### Task directions
Reproduce each line of the listing exactly.

---------- Raw data ----------

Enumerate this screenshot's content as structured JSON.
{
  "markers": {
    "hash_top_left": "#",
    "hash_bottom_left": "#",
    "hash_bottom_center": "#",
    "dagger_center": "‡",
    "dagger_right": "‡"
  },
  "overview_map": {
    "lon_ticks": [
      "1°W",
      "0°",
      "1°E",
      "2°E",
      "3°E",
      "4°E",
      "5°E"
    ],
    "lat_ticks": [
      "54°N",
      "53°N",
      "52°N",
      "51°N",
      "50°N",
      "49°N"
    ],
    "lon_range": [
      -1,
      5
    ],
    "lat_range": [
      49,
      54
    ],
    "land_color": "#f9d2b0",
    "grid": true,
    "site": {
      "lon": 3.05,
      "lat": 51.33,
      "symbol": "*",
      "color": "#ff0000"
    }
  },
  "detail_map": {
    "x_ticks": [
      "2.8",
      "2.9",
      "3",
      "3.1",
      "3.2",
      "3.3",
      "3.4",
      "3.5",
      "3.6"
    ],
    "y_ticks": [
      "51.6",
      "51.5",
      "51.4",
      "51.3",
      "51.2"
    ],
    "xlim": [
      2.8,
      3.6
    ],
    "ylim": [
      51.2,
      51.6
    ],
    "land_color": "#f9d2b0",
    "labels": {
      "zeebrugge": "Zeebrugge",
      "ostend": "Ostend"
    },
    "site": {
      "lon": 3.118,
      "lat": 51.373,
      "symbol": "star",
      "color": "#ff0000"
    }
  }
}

----------

### The response
Enumerate this screenshot's content as structured JSON.
{
  "markers": {
    "hash_top_left": "#",
    "hash_bottom_left": "#",
    "hash_bottom_center": "#",
    "dagger_center": "‡",
    "dagger_right": "‡"
  },
  "overview_map": {
    "lon_ticks": [
      "1°W",
      "0°",
      "1°E",
      "2°E",
      "3°E",
      "4°E",
      "5°E"
    ],
    "lat_ticks": [
      "54°N",
      "53°N",
      "52°N",
      "51°N",
      "50°N",
      "49°N"
    ],
    "lon_range": [
      -1,
      5
    ],
    "lat_range": [
      49,
      54
    ],
    "land_color": "#f9d2b0",
    "grid": true,
    "site": {
      "lon": 3.05,
      "lat": 51.33,
      "symbol": "*",
      "color": "#ff0000"
    }
  },
  "detail_map": {
    "x_ticks": [
      "2.8",
      "2.9",
      "3",
      "3.1",
      "3.2",
      "3.3",
      "3.4",
      "3.5",
      "3.6"
    ],
    "y_ticks": [
      "51.6",
      "51.5",
      "51.4",
      "51.3",
      "51.2"
    ],
    "xlim": [
      2.8,
      3.6
    ],
    "ylim": [
      51.2,
      51.6
    ],
    "land_color": "#f9d2b0",
    "labels": {
      "zeebrugge": "Zeebrugge",
      "ostend": "Ostend"
    },
    "site": {
      "lon": 3.118,
      "lat": 51.373,
      "symbol": "star",
      "color": "#ff0000"
    }
  }
}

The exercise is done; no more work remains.